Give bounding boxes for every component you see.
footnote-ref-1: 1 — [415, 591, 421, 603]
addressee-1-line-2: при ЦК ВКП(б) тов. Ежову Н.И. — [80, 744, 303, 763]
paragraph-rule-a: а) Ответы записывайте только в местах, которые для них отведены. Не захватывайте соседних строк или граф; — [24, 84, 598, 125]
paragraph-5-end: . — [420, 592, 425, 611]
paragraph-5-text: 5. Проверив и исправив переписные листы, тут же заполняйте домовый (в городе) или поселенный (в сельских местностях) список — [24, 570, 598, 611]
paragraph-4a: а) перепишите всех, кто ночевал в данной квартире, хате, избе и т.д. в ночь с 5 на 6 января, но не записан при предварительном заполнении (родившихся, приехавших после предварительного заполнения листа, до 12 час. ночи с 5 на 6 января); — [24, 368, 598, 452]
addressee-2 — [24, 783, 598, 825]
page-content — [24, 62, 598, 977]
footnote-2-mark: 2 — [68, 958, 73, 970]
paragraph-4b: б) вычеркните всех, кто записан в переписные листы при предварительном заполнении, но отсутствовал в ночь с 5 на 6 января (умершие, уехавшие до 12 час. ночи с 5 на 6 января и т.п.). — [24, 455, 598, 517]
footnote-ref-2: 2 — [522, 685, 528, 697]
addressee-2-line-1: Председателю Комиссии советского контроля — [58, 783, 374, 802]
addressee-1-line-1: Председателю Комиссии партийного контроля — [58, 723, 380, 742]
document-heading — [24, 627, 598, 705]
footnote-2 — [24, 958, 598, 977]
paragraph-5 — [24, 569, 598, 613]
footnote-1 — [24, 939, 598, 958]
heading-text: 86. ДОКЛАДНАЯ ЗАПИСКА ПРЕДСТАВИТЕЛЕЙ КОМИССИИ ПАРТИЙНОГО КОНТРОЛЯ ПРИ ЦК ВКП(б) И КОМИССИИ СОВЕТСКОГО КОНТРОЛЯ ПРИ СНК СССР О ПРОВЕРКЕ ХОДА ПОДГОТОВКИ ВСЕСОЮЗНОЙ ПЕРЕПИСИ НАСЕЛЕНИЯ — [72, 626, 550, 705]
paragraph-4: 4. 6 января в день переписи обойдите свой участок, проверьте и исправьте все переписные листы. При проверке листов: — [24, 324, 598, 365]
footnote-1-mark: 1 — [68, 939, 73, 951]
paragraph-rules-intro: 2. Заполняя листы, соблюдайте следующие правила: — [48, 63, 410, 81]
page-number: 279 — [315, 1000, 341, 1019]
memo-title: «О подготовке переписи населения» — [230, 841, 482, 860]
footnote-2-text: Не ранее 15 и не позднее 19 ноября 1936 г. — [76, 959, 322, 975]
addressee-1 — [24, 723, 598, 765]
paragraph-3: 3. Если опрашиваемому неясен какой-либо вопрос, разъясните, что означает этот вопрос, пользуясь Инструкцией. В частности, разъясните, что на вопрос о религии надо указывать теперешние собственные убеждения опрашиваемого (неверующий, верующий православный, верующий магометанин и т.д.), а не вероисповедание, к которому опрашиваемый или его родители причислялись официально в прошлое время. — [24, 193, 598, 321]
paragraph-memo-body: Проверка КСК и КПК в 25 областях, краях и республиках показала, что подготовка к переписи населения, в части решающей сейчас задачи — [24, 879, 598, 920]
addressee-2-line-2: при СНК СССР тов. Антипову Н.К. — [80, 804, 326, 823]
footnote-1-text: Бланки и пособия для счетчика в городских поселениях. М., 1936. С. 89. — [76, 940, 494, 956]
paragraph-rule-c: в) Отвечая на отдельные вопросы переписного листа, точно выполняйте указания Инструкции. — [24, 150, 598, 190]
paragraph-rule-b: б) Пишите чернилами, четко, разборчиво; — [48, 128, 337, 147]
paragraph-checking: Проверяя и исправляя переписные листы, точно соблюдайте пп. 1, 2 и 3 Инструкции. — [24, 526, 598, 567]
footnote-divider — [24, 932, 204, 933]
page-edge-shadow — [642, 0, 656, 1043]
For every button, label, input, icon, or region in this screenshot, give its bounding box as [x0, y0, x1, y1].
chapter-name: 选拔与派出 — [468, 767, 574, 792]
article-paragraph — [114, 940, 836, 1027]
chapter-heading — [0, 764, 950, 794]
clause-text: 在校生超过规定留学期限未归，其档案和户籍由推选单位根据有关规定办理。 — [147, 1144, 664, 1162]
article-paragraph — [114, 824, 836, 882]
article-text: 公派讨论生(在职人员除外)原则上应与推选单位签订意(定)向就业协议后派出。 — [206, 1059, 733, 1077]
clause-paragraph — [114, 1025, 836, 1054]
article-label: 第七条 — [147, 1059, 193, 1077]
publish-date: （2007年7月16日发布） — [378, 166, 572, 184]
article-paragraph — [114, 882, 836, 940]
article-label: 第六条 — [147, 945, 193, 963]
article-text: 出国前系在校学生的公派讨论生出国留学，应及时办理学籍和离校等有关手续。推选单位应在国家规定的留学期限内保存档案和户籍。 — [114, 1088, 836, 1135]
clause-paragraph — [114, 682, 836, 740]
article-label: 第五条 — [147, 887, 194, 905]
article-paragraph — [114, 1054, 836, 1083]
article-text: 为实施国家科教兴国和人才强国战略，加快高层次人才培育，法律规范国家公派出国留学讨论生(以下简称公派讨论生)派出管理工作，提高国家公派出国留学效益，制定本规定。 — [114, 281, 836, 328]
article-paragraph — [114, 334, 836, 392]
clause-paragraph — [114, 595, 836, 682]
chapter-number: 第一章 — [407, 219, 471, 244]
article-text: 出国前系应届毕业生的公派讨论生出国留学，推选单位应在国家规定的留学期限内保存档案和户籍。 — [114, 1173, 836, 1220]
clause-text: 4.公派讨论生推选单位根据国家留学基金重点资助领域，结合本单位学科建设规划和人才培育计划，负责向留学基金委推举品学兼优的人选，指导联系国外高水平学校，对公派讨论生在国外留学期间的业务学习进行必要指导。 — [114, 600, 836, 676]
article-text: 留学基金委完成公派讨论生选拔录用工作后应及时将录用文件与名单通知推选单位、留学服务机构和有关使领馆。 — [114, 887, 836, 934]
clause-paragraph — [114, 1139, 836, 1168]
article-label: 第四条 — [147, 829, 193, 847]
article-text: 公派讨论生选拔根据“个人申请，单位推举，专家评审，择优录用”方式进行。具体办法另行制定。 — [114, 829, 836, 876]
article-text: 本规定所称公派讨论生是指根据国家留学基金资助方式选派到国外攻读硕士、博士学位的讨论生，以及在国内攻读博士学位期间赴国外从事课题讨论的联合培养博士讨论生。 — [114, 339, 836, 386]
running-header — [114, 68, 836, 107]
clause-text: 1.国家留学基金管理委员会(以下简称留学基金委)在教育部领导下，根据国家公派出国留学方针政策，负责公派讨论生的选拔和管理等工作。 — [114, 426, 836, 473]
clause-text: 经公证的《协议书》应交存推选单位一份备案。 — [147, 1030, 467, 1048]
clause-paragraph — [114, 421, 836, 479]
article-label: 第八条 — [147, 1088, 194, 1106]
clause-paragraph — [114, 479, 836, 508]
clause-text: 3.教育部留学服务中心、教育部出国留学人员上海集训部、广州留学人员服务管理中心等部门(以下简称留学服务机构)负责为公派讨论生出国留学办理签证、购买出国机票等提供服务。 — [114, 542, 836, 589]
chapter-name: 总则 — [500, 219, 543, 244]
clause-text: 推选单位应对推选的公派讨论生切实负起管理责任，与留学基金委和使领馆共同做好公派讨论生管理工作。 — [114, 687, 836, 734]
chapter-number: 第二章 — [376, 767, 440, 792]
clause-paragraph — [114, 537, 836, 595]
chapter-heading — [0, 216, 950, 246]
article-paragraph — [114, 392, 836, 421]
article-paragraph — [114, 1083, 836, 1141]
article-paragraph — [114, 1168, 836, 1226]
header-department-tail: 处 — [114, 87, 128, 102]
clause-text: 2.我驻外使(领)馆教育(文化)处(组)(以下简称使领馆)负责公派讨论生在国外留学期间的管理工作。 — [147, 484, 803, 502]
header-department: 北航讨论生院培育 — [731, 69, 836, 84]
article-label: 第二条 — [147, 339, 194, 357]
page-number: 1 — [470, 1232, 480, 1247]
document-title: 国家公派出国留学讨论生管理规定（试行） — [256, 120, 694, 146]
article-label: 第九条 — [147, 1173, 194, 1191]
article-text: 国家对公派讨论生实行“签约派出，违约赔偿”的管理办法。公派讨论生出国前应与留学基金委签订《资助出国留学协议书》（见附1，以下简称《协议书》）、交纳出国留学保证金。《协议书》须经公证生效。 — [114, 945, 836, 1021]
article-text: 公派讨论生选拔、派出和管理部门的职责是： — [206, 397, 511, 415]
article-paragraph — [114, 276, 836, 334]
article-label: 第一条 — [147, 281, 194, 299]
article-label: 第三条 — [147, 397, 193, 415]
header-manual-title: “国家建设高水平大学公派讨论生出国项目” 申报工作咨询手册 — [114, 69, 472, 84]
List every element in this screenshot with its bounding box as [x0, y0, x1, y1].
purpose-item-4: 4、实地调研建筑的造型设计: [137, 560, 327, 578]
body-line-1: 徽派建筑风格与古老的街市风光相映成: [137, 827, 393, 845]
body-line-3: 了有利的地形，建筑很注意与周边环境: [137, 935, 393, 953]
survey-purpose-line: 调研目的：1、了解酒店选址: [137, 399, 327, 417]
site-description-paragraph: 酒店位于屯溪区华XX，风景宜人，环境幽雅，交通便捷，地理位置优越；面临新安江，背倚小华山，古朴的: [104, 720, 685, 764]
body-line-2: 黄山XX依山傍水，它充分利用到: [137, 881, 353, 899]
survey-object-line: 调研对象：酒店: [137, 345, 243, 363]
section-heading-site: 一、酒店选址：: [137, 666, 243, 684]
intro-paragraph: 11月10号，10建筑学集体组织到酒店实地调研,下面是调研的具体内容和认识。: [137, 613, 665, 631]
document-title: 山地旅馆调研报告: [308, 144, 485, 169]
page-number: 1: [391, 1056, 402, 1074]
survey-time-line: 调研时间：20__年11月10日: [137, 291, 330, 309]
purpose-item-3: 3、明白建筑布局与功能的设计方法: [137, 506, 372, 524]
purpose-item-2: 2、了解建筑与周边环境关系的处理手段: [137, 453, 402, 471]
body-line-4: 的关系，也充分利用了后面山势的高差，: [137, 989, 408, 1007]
□ □ □ □ □
Given problem: Please count the lines in the entries above that contain the string "this", treating uppercase and lowercase as different, and give only the number.

Solution: 2